» **Task goal**
Write out all of the lines below, exactly and completely.

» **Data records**
· · ·

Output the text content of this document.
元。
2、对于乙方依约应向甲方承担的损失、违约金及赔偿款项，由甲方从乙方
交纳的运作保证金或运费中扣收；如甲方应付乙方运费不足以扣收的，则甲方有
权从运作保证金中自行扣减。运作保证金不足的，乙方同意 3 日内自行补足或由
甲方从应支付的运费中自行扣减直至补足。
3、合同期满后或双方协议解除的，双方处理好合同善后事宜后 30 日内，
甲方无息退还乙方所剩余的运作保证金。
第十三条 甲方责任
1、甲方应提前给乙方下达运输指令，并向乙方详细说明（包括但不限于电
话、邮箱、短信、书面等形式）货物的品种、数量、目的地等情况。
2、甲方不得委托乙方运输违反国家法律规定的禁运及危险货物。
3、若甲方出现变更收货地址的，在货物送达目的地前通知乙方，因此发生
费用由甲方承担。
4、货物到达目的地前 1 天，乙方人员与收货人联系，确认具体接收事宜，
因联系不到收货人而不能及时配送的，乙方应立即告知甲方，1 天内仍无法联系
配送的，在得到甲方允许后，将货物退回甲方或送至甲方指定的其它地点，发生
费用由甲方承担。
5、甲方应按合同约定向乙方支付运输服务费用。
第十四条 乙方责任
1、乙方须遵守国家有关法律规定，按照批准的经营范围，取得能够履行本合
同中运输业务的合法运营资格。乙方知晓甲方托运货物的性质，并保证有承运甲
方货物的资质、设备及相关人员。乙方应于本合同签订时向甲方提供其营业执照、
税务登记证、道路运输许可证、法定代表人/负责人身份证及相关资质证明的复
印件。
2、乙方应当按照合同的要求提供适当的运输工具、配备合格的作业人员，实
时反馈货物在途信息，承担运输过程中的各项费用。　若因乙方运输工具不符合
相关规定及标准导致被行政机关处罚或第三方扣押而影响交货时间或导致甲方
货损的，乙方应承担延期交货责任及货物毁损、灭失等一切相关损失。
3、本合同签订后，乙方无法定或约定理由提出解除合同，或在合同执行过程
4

· · ·

» **Exercise answer**
Output the text content of this document.
元。
2、对于乙方依约应向甲方承担的损失、违约金及赔偿款项，由甲方从乙方
交纳的运作保证金或运费中扣收；如甲方应付乙方运费不足以扣收的，则甲方有
权从运作保证金中自行扣减。运作保证金不足的，乙方同意 3 日内自行补足或由
甲方从应支付的运费中自行扣减直至补足。
3、合同期满后或双方协议解除的，双方处理好合同善后事宜后 30 日内，
甲方无息退还乙方所剩余的运作保证金。
第十三条 甲方责任
1、甲方应提前给乙方下达运输指令，并向乙方详细说明（包括但不限于电
话、邮箱、短信、书面等形式）货物的品种、数量、目的地等情况。
2、甲方不得委托乙方运输违反国家法律规定的禁运及危险货物。
3、若甲方出现变更收货地址的，在货物送达目的地前通知乙方，因此发生
费用由甲方承担。
4、货物到达目的地前 1 天，乙方人员与收货人联系，确认具体接收事宜，
因联系不到收货人而不能及时配送的，乙方应立即告知甲方，1 天内仍无法联系
配送的，在得到甲方允许后，将货物退回甲方或送至甲方指定的其它地点，发生
费用由甲方承担。
5、甲方应按合同约定向乙方支付运输服务费用。
第十四条 乙方责任
1、乙方须遵守国家有关法律规定，按照批准的经营范围，取得能够履行本合
同中运输业务的合法运营资格。乙方知晓甲方托运货物的性质，并保证有承运甲
方货物的资质、设备及相关人员。乙方应于本合同签订时向甲方提供其营业执照、
税务登记证、道路运输许可证、法定代表人/负责人身份证及相关资质证明的复
印件。
2、乙方应当按照合同的要求提供适当的运输工具、配备合格的作业人员，实
时反馈货物在途信息，承担运输过程中的各项费用。　若因乙方运输工具不符合
相关规定及标准导致被行政机关处罚或第三方扣押而影响交货时间或导致甲方
货损的，乙方应承担延期交货责任及货物毁损、灭失等一切相关损失。
3、本合同签订后，乙方无法定或约定理由提出解除合同，或在合同执行过程
4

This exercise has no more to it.